> Aim of the exercise
Check each line below for the word "当钢筋过长时可以搭接或焊接", and copy those that have it.

> Information supplied
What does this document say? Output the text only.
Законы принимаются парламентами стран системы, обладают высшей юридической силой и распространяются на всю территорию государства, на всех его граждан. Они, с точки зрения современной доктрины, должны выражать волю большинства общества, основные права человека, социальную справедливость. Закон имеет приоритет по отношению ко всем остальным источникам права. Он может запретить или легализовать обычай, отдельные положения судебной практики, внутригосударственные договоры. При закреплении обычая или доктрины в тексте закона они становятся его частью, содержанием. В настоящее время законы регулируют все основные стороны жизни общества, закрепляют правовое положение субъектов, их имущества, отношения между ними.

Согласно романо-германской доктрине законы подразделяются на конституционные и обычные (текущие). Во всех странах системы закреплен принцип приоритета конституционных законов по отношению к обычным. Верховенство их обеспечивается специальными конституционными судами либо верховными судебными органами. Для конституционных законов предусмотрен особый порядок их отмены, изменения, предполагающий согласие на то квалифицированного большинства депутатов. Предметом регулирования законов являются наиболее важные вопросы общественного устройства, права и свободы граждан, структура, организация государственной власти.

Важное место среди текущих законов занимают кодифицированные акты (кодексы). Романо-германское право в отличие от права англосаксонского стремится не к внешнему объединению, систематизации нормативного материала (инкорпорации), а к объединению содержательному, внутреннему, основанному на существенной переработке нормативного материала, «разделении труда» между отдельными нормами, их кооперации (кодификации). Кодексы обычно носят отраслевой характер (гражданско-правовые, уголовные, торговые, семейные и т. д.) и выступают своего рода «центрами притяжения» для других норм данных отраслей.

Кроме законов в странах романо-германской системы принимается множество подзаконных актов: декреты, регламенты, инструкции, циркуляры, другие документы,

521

* * *

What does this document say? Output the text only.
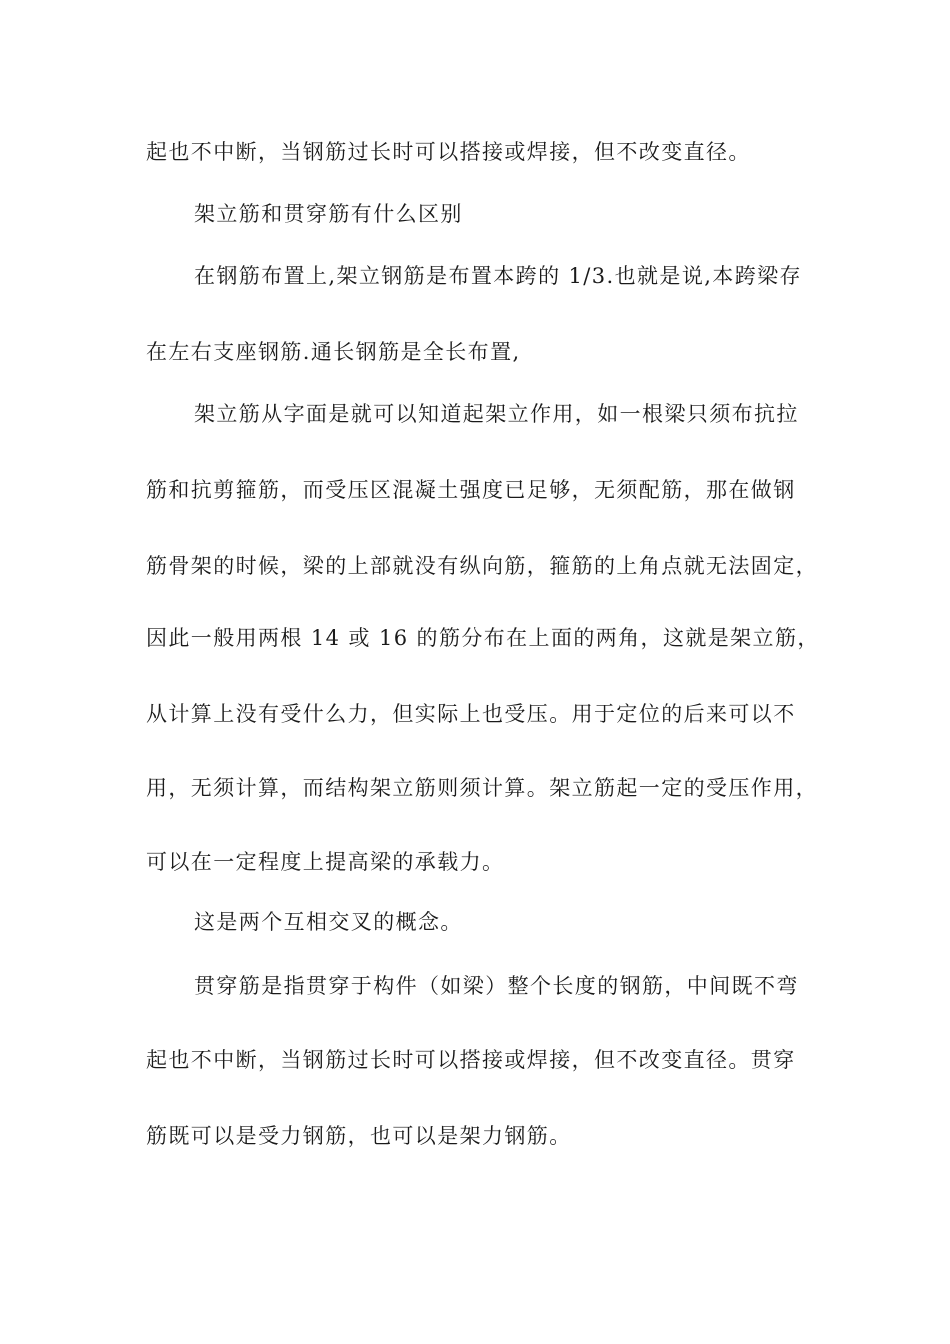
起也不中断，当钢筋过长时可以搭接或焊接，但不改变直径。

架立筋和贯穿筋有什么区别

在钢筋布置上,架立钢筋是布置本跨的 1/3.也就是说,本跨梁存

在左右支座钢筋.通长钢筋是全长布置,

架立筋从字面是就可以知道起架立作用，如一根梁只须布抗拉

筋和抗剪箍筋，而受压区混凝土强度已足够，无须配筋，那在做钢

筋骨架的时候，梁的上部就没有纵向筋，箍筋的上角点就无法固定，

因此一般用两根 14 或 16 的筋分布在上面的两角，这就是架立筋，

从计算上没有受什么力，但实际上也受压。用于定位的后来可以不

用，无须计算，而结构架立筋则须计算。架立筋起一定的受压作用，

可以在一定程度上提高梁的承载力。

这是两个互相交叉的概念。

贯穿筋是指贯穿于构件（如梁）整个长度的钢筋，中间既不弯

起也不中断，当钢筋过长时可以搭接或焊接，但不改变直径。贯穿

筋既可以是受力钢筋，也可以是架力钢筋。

> Written answer
起也不中断，当钢筋过长时可以搭接或焊接，但不改变直径。
起也不中断，当钢筋过长时可以搭接或焊接，但不改变直径。贯穿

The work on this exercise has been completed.